Transcribe all of the material exactly. Any picture in it should be left out.

:: Given entries ::

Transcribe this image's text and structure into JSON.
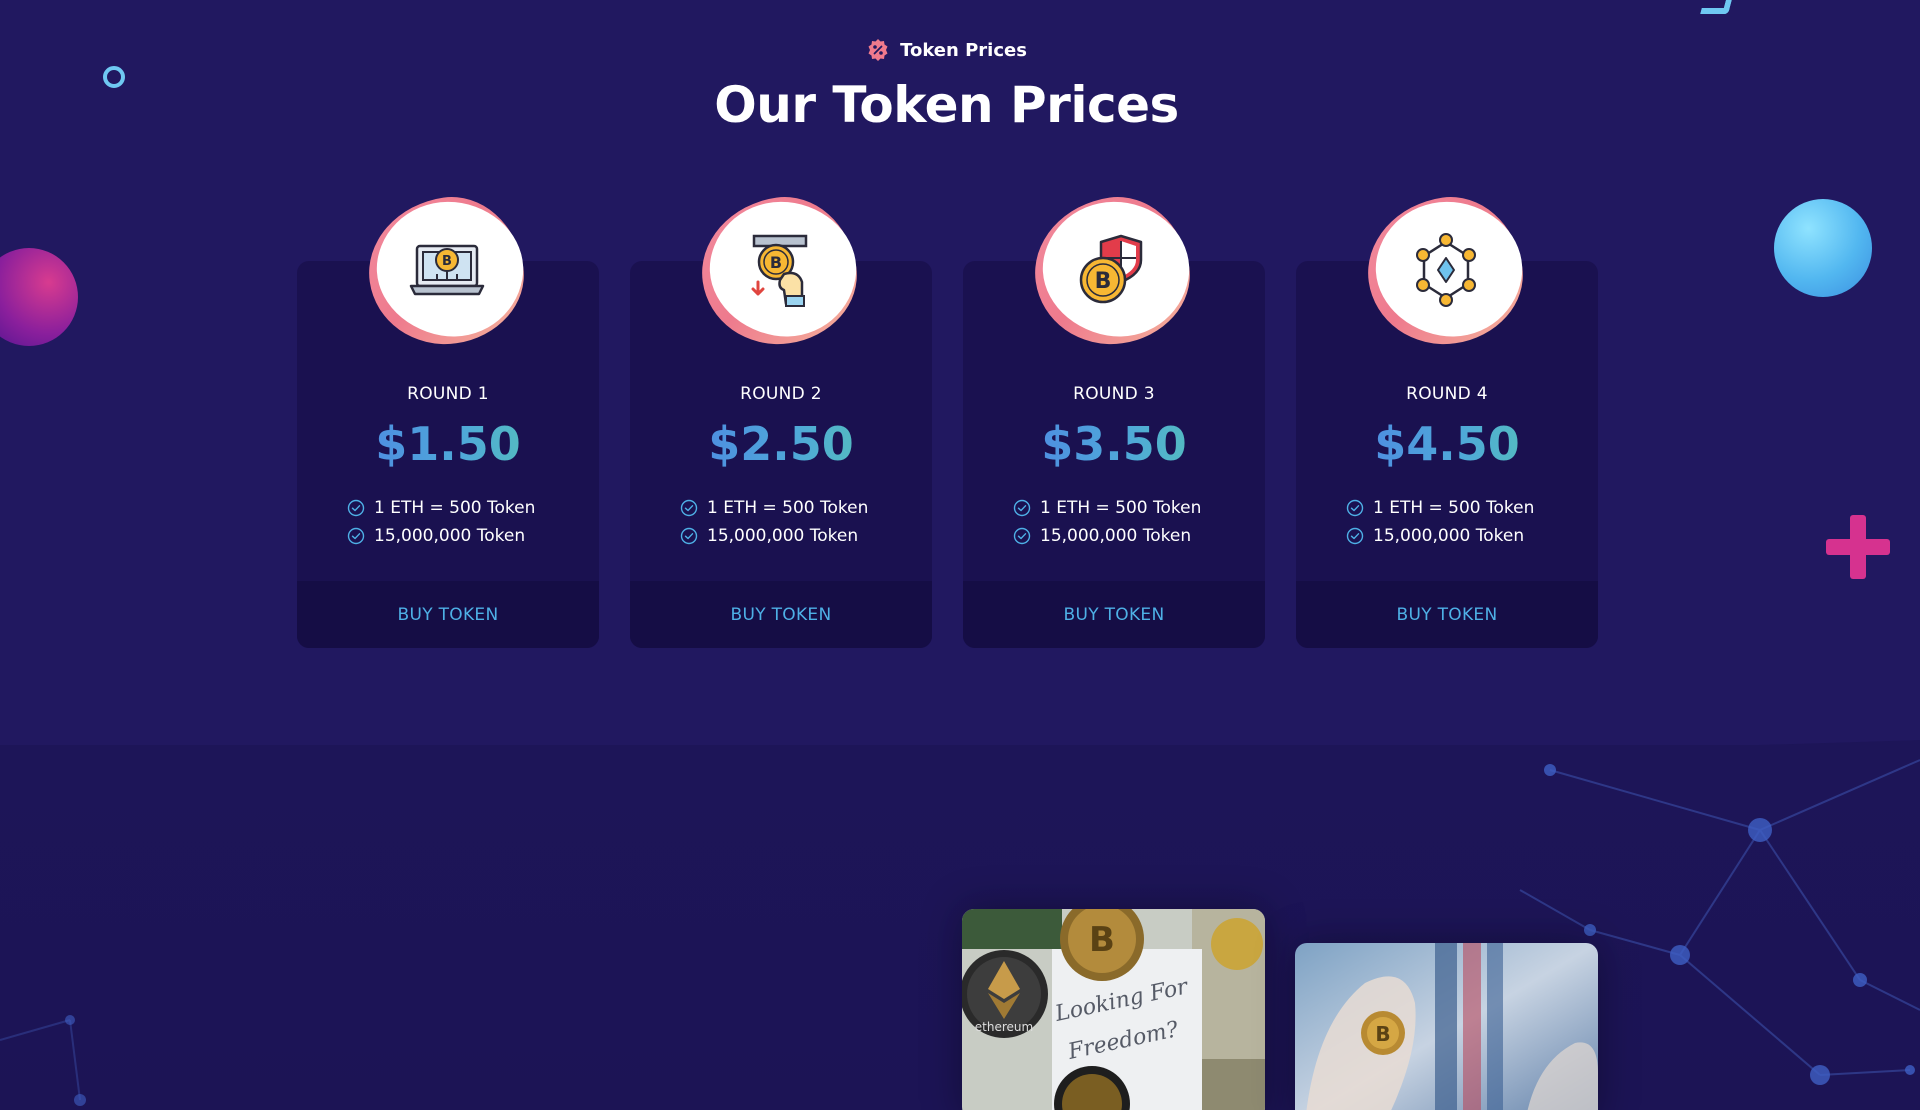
{
  "header": {
    "eyebrow": "Token Prices",
    "title": "Our Token Prices"
  },
  "cards": [
    {
      "round": "ROUND 1",
      "price": "$1.50",
      "features": [
        "1 ETH = 500 Token",
        "15,000,000 Token"
      ],
      "button": "BUY TOKEN",
      "icon": "bitcoin-laptop-icon"
    },
    {
      "round": "ROUND 2",
      "price": "$2.50",
      "features": [
        "1 ETH = 500 Token",
        "15,000,000 Token"
      ],
      "button": "BUY TOKEN",
      "icon": "bitcoin-atm-icon"
    },
    {
      "round": "ROUND 3",
      "price": "$3.50",
      "features": [
        "1 ETH = 500 Token",
        "15,000,000 Token"
      ],
      "button": "BUY TOKEN",
      "icon": "bitcoin-shield-icon"
    },
    {
      "round": "ROUND 4",
      "price": "$4.50",
      "features": [
        "1 ETH = 500 Token",
        "15,000,000 Token"
      ],
      "button": "BUY TOKEN",
      "icon": "ethereum-network-icon"
    }
  ],
  "photos": {
    "photo_1": {
      "handwriting_1": "Looking For",
      "handwriting_2": "Freedom?",
      "coin_label": "ethereum"
    }
  },
  "colors": {
    "background": "#211860",
    "card": "#1a1150",
    "card_footer": "#150d45",
    "button_text": "#4eb0e6",
    "price_gradient_start": "#4d7ae8",
    "price_gradient_end": "#59d0a6",
    "blob_pink": "#ee7a8d"
  }
}
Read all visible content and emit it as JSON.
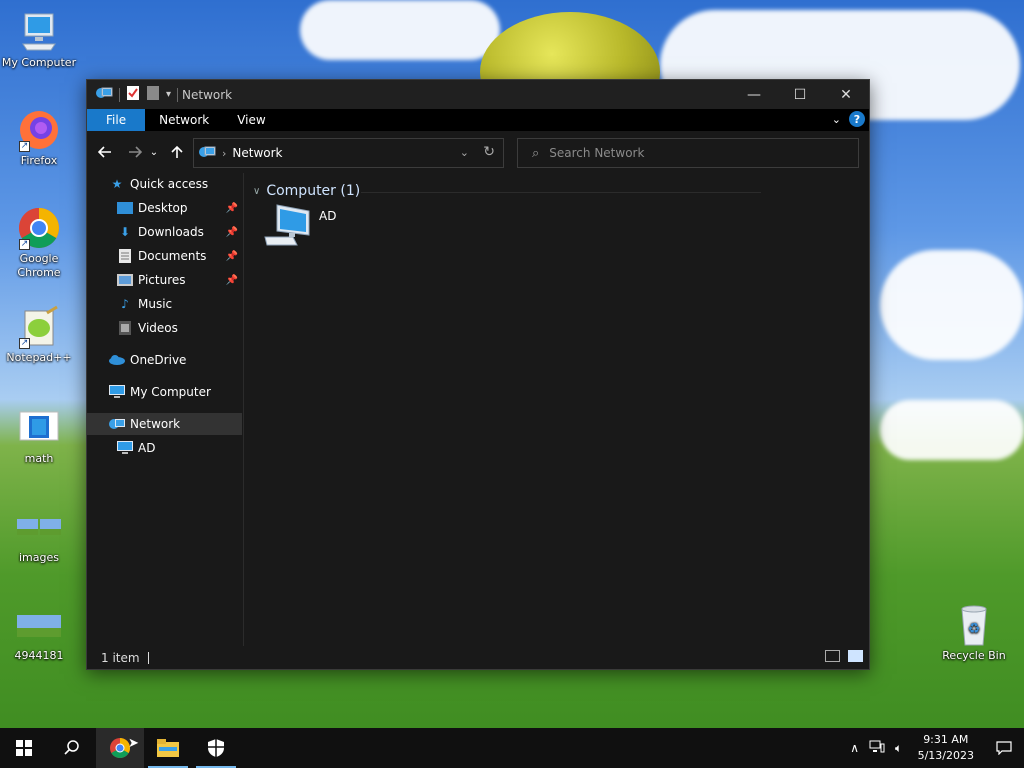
{
  "desktop": {
    "icons": [
      {
        "label": "My Computer"
      },
      {
        "label": "Firefox"
      },
      {
        "label": "Google Chrome"
      },
      {
        "label": "Notepad++"
      },
      {
        "label": "math"
      },
      {
        "label": "images"
      },
      {
        "label": "4944181"
      },
      {
        "label": "Recycle Bin"
      }
    ]
  },
  "window": {
    "title": "Network",
    "ribbon_tabs": [
      "File",
      "Network",
      "View"
    ],
    "address": {
      "breadcrumb": "Network"
    },
    "search": {
      "placeholder": "Search Network"
    },
    "nav_pane": {
      "quick_access": "Quick access",
      "quick_items": [
        {
          "label": "Desktop",
          "pinned": true
        },
        {
          "label": "Downloads",
          "pinned": true
        },
        {
          "label": "Documents",
          "pinned": true
        },
        {
          "label": "Pictures",
          "pinned": true
        },
        {
          "label": "Music",
          "pinned": false
        },
        {
          "label": "Videos",
          "pinned": false
        }
      ],
      "onedrive": "OneDrive",
      "my_computer": "My Computer",
      "network": "Network",
      "network_children": [
        "AD"
      ]
    },
    "content": {
      "group_header": "Computer (1)",
      "items": [
        {
          "label": "AD",
          "icon": "computer-icon"
        }
      ]
    },
    "status": {
      "item_count": "1 item"
    }
  },
  "taskbar": {
    "pinned": [
      "start-icon",
      "search-icon",
      "chrome-icon",
      "file-explorer-icon",
      "security-icon"
    ],
    "clock": {
      "time": "9:31 AM",
      "date": "5/13/2023"
    }
  },
  "colors": {
    "accent": "#1979ca",
    "window_bg": "#191919",
    "ribbon_bg": "#000000",
    "taskbar_bg": "#101010"
  }
}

:::

### Full response
Transcribe this image's text and structure into JSON.
{
  "header": {
    "eyebrow": "Token Prices",
    "title": "Our Token Prices"
  },
  "cards": [
    {
      "round": "ROUND 1",
      "price": "$1.50",
      "features": [
        "1 ETH = 500 Token",
        "15,000,000 Token"
      ],
      "button": "BUY TOKEN",
      "icon": "bitcoin-laptop-icon"
    },
    {
      "round": "ROUND 2",
      "price": "$2.50",
      "features": [
        "1 ETH = 500 Token",
        "15,000,000 Token"
      ],
      "button": "BUY TOKEN",
      "icon": "bitcoin-atm-icon"
    },
    {
      "round": "ROUND 3",
      "price": "$3.50",
      "features": [
        "1 ETH = 500 Token",
        "15,000,000 Token"
      ],
      "button": "BUY TOKEN",
      "icon": "bitcoin-shield-icon"
    },
    {
      "round": "ROUND 4",
      "price": "$4.50",
      "features": [
        "1 ETH = 500 Token",
        "15,000,000 Token"
      ],
      "button": "BUY TOKEN",
      "icon": "ethereum-network-icon"
    }
  ],
  "photos": {
    "photo_1": {
      "handwriting_1": "Looking For",
      "handwriting_2": "Freedom?",
      "coin_label": "ethereum"
    }
  },
  "colors": {
    "background": "#211860",
    "card": "#1a1150",
    "card_footer": "#150d45",
    "button_text": "#4eb0e6",
    "price_gradient_start": "#4d7ae8",
    "price_gradient_end": "#59d0a6",
    "blob_pink": "#ee7a8d"
  }
}
Read all visible content and emit it as JSON.
{
  "desktop": {
    "icons": [
      {
        "label": "My Computer"
      },
      {
        "label": "Firefox"
      },
      {
        "label": "Google Chrome"
      },
      {
        "label": "Notepad++"
      },
      {
        "label": "math"
      },
      {
        "label": "images"
      },
      {
        "label": "4944181"
      },
      {
        "label": "Recycle Bin"
      }
    ]
  },
  "window": {
    "title": "Network",
    "ribbon_tabs": [
      "File",
      "Network",
      "View"
    ],
    "address": {
      "breadcrumb": "Network"
    },
    "search": {
      "placeholder": "Search Network"
    },
    "nav_pane": {
      "quick_access": "Quick access",
      "quick_items": [
        {
          "label": "Desktop",
          "pinned": true
        },
        {
          "label": "Downloads",
          "pinned": true
        },
        {
          "label": "Documents",
          "pinned": true
        },
        {
          "label": "Pictures",
          "pinned": true
        },
        {
          "label": "Music",
          "pinned": false
        },
        {
          "label": "Videos",
          "pinned": false
        }
      ],
      "onedrive": "OneDrive",
      "my_computer": "My Computer",
      "network": "Network",
      "network_children": [
        "AD"
      ]
    },
    "content": {
      "group_header": "Computer (1)",
      "items": [
        {
          "label": "AD",
          "icon": "computer-icon"
        }
      ]
    },
    "status": {
      "item_count": "1 item"
    }
  },
  "taskbar": {
    "pinned": [
      "start-icon",
      "search-icon",
      "chrome-icon",
      "file-explorer-icon",
      "security-icon"
    ],
    "clock": {
      "time": "9:31 AM",
      "date": "5/13/2023"
    }
  },
  "colors": {
    "accent": "#1979ca",
    "window_bg": "#191919",
    "ribbon_bg": "#000000",
    "taskbar_bg": "#101010"
  }
}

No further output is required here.